**Instruction:** Every entry below should be printed exactly, without its images.

**Material provided:**

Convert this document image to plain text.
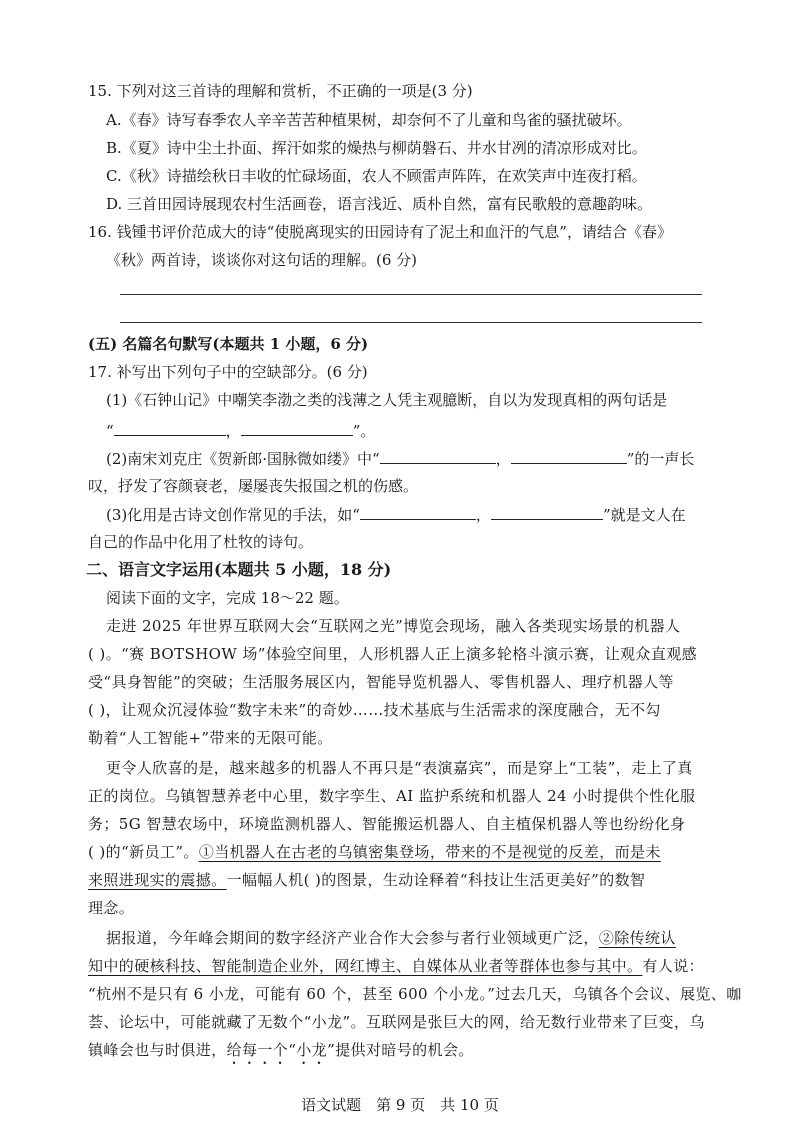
15. 下列对这三首诗的理解和赏析，不正确的一项是(3 分)
A.《春》诗写春季农人辛辛苦苦种植果树，却奈何不了儿童和鸟雀的骚扰破坏。
B.《夏》诗中尘土扑面、挥汗如浆的燥热与柳荫磐石、井水甘冽的清凉形成对比。
C.《秋》诗描绘秋日丰收的忙碌场面，农人不顾雷声阵阵，在欢笑声中连夜打稻。
D. 三首田园诗展现农村生活画卷，语言浅近、质朴自然，富有民歌般的意趣韵味。
16. 钱锺书评价范成大的诗“使脱离现实的田园诗有了泥土和血汗的气息”，请结合《春》
《秋》两首诗，谈谈你对这句话的理解。(6 分)
(五) 名篇名句默写(本题共 1 小题，6 分)
17. 补写出下列句子中的空缺部分。(6 分)
(1)《石钟山记》中嘲笑李渤之类的浅薄之人凭主观臆断，自以为发现真相的两句话是
“	，	”。
(2)南宋刘克庄《贺新郎·国脉微如缕》中“	，	”的一声长
叹，抒发了容颜衰老，屡屡丧失报国之机的伤感。
(3)化用是古诗文创作常见的手法，如“	，	”就是文人在
自己的作品中化用了杜牧的诗句。
二、语言文字运用(本题共 5 小题，18 分)
阅读下面的文字，完成 18～22 题。
走进 2025 年世界互联网大会“互联网之光”博览会现场，融入各类现实场景的机器人
( )。“赛 BOTSHOW 场”体验空间里，人形机器人正上演多轮格斗演示赛，让观众直观感
受“具身智能”的突破；生活服务展区内，智能导览机器人、零售机器人、理疗机器人等
( )，让观众沉浸体验“数字未来”的奇妙……技术基底与生活需求的深度融合，无不勾
勒着“人工智能+”带来的无限可能。
更令人欣喜的是，越来越多的机器人不再只是“表演嘉宾”，而是穿上“工装”，走上了真
正的岗位。乌镇智慧养老中心里，数字孪生、AI 监护系统和机器人 24 小时提供个性化服
务；5G 智慧农场中，环境监测机器人、智能搬运机器人、自主植保机器人等也纷纷化身
( )的“新员工”。①当机器人在古老的乌镇密集登场，带来的不是视觉的反差，而是未
来照进现实的震撼。一幅幅人机( )的图景，生动诠释着“科技让生活更美好”的数智
理念。
据报道，今年峰会期间的数字经济产业合作大会参与者行业领域更广泛，②除传统认
知中的硬核科技、智能制造企业外，网红博主、自媒体从业者等群体也参与其中。有人说：
“杭州不是只有 6 小龙，可能有 60 个，甚至 600 个小龙。”过去几天，乌镇各个会议、展览、咖
荟、论坛中，可能就藏了无数个“小龙”。互联网是张巨大的网，给无数行业带来了巨变，乌
镇峰会也与时俱进，给每一个“小龙”提供对暗号的机会。
语文试题　第 9 页　共 10 页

**Output of the exercise:**
Convert this document image to plain text.
15. 下列对这三首诗的理解和赏析，不正确的一项是(3 分)
A.《春》诗写春季农人辛辛苦苦种植果树，却奈何不了儿童和鸟雀的骚扰破坏。
B.《夏》诗中尘土扑面、挥汗如浆的燥热与柳荫磐石、井水甘冽的清凉形成对比。
C.《秋》诗描绘秋日丰收的忙碌场面，农人不顾雷声阵阵，在欢笑声中连夜打稻。
D. 三首田园诗展现农村生活画卷，语言浅近、质朴自然，富有民歌般的意趣韵味。
16. 钱锺书评价范成大的诗“使脱离现实的田园诗有了泥土和血汗的气息”，请结合《春》
《秋》两首诗，谈谈你对这句话的理解。(6 分)
(五) 名篇名句默写(本题共 1 小题，6 分)
17. 补写出下列句子中的空缺部分。(6 分)
(1)《石钟山记》中嘲笑李渤之类的浅薄之人凭主观臆断，自以为发现真相的两句话是
“	，	”。
(2)南宋刘克庄《贺新郎·国脉微如缕》中“	，	”的一声长
叹，抒发了容颜衰老，屡屡丧失报国之机的伤感。
(3)化用是古诗文创作常见的手法，如“	，	”就是文人在
自己的作品中化用了杜牧的诗句。
二、语言文字运用(本题共 5 小题，18 分)
阅读下面的文字，完成 18～22 题。
走进 2025 年世界互联网大会“互联网之光”博览会现场，融入各类现实场景的机器人
( )。“赛 BOTSHOW 场”体验空间里，人形机器人正上演多轮格斗演示赛，让观众直观感
受“具身智能”的突破；生活服务展区内，智能导览机器人、零售机器人、理疗机器人等
( )，让观众沉浸体验“数字未来”的奇妙……技术基底与生活需求的深度融合，无不勾
勒着“人工智能+”带来的无限可能。
更令人欣喜的是，越来越多的机器人不再只是“表演嘉宾”，而是穿上“工装”，走上了真
正的岗位。乌镇智慧养老中心里，数字孪生、AI 监护系统和机器人 24 小时提供个性化服
务；5G 智慧农场中，环境监测机器人、智能搬运机器人、自主植保机器人等也纷纷化身
( )的“新员工”。①当机器人在古老的乌镇密集登场，带来的不是视觉的反差，而是未
来照进现实的震撼。一幅幅人机( )的图景，生动诠释着“科技让生活更美好”的数智
理念。
据报道，今年峰会期间的数字经济产业合作大会参与者行业领域更广泛，②除传统认
知中的硬核科技、智能制造企业外，网红博主、自媒体从业者等群体也参与其中。有人说：
“杭州不是只有 6 小龙，可能有 60 个，甚至 600 个小龙。”过去几天，乌镇各个会议、展览、咖
荟、论坛中，可能就藏了无数个“小龙”。互联网是张巨大的网，给无数行业带来了巨变，乌
镇峰会也与时俱进，给每一个“小龙”提供对暗号的机会。
语文试题　第 9 页　共 10 页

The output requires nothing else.